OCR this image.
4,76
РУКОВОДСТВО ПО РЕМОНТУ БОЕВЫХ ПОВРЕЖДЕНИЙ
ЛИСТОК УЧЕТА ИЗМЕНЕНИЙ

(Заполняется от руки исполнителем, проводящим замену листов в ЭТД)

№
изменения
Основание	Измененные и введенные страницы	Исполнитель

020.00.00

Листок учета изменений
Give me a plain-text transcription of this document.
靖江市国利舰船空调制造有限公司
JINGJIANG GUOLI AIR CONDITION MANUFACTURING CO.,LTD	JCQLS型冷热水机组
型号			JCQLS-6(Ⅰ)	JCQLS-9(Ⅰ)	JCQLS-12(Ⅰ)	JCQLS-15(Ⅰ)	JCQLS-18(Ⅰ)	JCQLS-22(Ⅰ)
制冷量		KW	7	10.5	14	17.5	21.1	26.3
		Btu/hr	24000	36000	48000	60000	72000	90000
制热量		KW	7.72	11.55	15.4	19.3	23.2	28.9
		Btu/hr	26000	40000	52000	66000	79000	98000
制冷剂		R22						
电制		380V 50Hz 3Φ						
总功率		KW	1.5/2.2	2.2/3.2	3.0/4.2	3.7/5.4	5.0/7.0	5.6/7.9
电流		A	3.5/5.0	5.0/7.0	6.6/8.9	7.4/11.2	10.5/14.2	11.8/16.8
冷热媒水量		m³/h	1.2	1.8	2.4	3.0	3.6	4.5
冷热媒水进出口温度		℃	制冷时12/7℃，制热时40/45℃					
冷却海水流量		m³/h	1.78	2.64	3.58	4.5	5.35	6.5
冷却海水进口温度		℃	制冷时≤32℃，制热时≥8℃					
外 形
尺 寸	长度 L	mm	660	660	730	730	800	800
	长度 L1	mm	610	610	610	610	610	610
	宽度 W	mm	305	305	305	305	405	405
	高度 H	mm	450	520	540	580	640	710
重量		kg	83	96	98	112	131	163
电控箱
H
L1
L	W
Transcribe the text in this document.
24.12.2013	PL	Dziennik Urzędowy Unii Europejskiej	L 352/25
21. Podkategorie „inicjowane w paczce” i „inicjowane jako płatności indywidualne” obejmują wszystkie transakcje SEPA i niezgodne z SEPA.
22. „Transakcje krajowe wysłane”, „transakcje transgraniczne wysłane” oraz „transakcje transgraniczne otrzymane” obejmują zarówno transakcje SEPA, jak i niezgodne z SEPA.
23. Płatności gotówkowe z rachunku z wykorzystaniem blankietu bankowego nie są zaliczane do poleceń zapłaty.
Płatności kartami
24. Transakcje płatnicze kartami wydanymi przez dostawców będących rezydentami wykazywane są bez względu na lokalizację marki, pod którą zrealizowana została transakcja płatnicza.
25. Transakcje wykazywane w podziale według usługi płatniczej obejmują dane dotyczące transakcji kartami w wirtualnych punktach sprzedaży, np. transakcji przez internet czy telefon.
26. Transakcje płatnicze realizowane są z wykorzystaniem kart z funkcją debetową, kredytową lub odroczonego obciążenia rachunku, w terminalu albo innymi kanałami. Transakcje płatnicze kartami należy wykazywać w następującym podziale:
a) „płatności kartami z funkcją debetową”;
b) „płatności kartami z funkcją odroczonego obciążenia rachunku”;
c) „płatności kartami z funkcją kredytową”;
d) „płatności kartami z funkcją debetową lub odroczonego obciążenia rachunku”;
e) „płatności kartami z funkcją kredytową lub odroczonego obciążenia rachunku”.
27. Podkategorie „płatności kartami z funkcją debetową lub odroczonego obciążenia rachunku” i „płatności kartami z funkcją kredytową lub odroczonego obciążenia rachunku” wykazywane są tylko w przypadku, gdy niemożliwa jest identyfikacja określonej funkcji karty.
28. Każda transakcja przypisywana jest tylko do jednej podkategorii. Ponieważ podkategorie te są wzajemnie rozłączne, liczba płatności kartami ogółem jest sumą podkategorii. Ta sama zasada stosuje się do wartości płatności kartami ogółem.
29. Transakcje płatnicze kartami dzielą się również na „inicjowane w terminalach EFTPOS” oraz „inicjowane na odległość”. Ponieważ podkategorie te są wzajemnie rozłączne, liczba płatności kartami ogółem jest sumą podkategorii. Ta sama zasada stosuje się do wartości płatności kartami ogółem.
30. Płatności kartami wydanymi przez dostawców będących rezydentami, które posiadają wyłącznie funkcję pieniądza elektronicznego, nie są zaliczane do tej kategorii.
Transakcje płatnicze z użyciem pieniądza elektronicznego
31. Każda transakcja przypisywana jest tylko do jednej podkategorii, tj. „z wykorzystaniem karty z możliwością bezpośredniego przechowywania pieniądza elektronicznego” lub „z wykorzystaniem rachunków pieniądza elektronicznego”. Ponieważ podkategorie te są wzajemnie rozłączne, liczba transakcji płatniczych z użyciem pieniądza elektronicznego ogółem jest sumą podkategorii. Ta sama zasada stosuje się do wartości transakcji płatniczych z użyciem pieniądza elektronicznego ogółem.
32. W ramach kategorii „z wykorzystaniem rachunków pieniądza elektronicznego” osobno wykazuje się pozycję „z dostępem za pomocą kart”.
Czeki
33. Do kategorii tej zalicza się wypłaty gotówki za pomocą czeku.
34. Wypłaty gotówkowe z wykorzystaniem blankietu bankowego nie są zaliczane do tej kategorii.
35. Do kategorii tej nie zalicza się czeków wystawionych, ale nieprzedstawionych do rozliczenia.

## Task statement
Exactly reproduce the material above.

## Exercise answer
OCR this image.
4,76
РУКОВОДСТВО ПО РЕМОНТУ БОЕВЫХ ПОВРЕЖДЕНИЙ
ЛИСТОК УЧЕТА ИЗМЕНЕНИЙ

(Заполняется от руки исполнителем, проводящим замену листов в ЭТД)

№
изменения
Основание	Измененные и введенные страницы	Исполнитель

020.00.00

Листок учета изменений
Give me a plain-text transcription of this document.
靖江市国利舰船空调制造有限公司
JINGJIANG GUOLI AIR CONDITION MANUFACTURING CO.,LTD	JCQLS型冷热水机组
型号			JCQLS-6(Ⅰ)	JCQLS-9(Ⅰ)	JCQLS-12(Ⅰ)	JCQLS-15(Ⅰ)	JCQLS-18(Ⅰ)	JCQLS-22(Ⅰ)
制冷量		KW	7	10.5	14	17.5	21.1	26.3
		Btu/hr	24000	36000	48000	60000	72000	90000
制热量		KW	7.72	11.55	15.4	19.3	23.2	28.9
		Btu/hr	26000	40000	52000	66000	79000	98000
制冷剂		R22						
电制		380V 50Hz 3Φ						
总功率		KW	1.5/2.2	2.2/3.2	3.0/4.2	3.7/5.4	5.0/7.0	5.6/7.9
电流		A	3.5/5.0	5.0/7.0	6.6/8.9	7.4/11.2	10.5/14.2	11.8/16.8
冷热媒水量		m³/h	1.2	1.8	2.4	3.0	3.6	4.5
冷热媒水进出口温度		℃	制冷时12/7℃，制热时40/45℃					
冷却海水流量		m³/h	1.78	2.64	3.58	4.5	5.35	6.5
冷却海水进口温度		℃	制冷时≤32℃，制热时≥8℃					
外 形
尺 寸	长度 L	mm	660	660	730	730	800	800
	长度 L1	mm	610	610	610	610	610	610
	宽度 W	mm	305	305	305	305	405	405
	高度 H	mm	450	520	540	580	640	710
重量		kg	83	96	98	112	131	163
电控箱
H
L1
L	W
Transcribe the text in this document.
24.12.2013	PL	Dziennik Urzędowy Unii Europejskiej	L 352/25
21. Podkategorie „inicjowane w paczce” i „inicjowane jako płatności indywidualne” obejmują wszystkie transakcje SEPA i niezgodne z SEPA.
22. „Transakcje krajowe wysłane”, „transakcje transgraniczne wysłane” oraz „transakcje transgraniczne otrzymane” obejmują zarówno transakcje SEPA, jak i niezgodne z SEPA.
23. Płatności gotówkowe z rachunku z wykorzystaniem blankietu bankowego nie są zaliczane do poleceń zapłaty.
Płatności kartami
24. Transakcje płatnicze kartami wydanymi przez dostawców będących rezydentami wykazywane są bez względu na lokalizację marki, pod którą zrealizowana została transakcja płatnicza.
25. Transakcje wykazywane w podziale według usługi płatniczej obejmują dane dotyczące transakcji kartami w wirtualnych punktach sprzedaży, np. transakcji przez internet czy telefon.
26. Transakcje płatnicze realizowane są z wykorzystaniem kart z funkcją debetową, kredytową lub odroczonego obciążenia rachunku, w terminalu albo innymi kanałami. Transakcje płatnicze kartami należy wykazywać w następującym podziale:
a) „płatności kartami z funkcją debetową”;
b) „płatności kartami z funkcją odroczonego obciążenia rachunku”;
c) „płatności kartami z funkcją kredytową”;
d) „płatności kartami z funkcją debetową lub odroczonego obciążenia rachunku”;
e) „płatności kartami z funkcją kredytową lub odroczonego obciążenia rachunku”.
27. Podkategorie „płatności kartami z funkcją debetową lub odroczonego obciążenia rachunku” i „płatności kartami z funkcją kredytową lub odroczonego obciążenia rachunku” wykazywane są tylko w przypadku, gdy niemożliwa jest identyfikacja określonej funkcji karty.
28. Każda transakcja przypisywana jest tylko do jednej podkategorii. Ponieważ podkategorie te są wzajemnie rozłączne, liczba płatności kartami ogółem jest sumą podkategorii. Ta sama zasada stosuje się do wartości płatności kartami ogółem.
29. Transakcje płatnicze kartami dzielą się również na „inicjowane w terminalach EFTPOS” oraz „inicjowane na odległość”. Ponieważ podkategorie te są wzajemnie rozłączne, liczba płatności kartami ogółem jest sumą podkategorii. Ta sama zasada stosuje się do wartości płatności kartami ogółem.
30. Płatności kartami wydanymi przez dostawców będących rezydentami, które posiadają wyłącznie funkcję pieniądza elektronicznego, nie są zaliczane do tej kategorii.
Transakcje płatnicze z użyciem pieniądza elektronicznego
31. Każda transakcja przypisywana jest tylko do jednej podkategorii, tj. „z wykorzystaniem karty z możliwością bezpośredniego przechowywania pieniądza elektronicznego” lub „z wykorzystaniem rachunków pieniądza elektronicznego”. Ponieważ podkategorie te są wzajemnie rozłączne, liczba transakcji płatniczych z użyciem pieniądza elektronicznego ogółem jest sumą podkategorii. Ta sama zasada stosuje się do wartości transakcji płatniczych z użyciem pieniądza elektronicznego ogółem.
32. W ramach kategorii „z wykorzystaniem rachunków pieniądza elektronicznego” osobno wykazuje się pozycję „z dostępem za pomocą kart”.
Czeki
33. Do kategorii tej zalicza się wypłaty gotówki za pomocą czeku.
34. Wypłaty gotówkowe z wykorzystaniem blankietu bankowego nie są zaliczane do tej kategorii.
35. Do kategorii tej nie zalicza się czeków wystawionych, ale nieprzedstawionych do rozliczenia.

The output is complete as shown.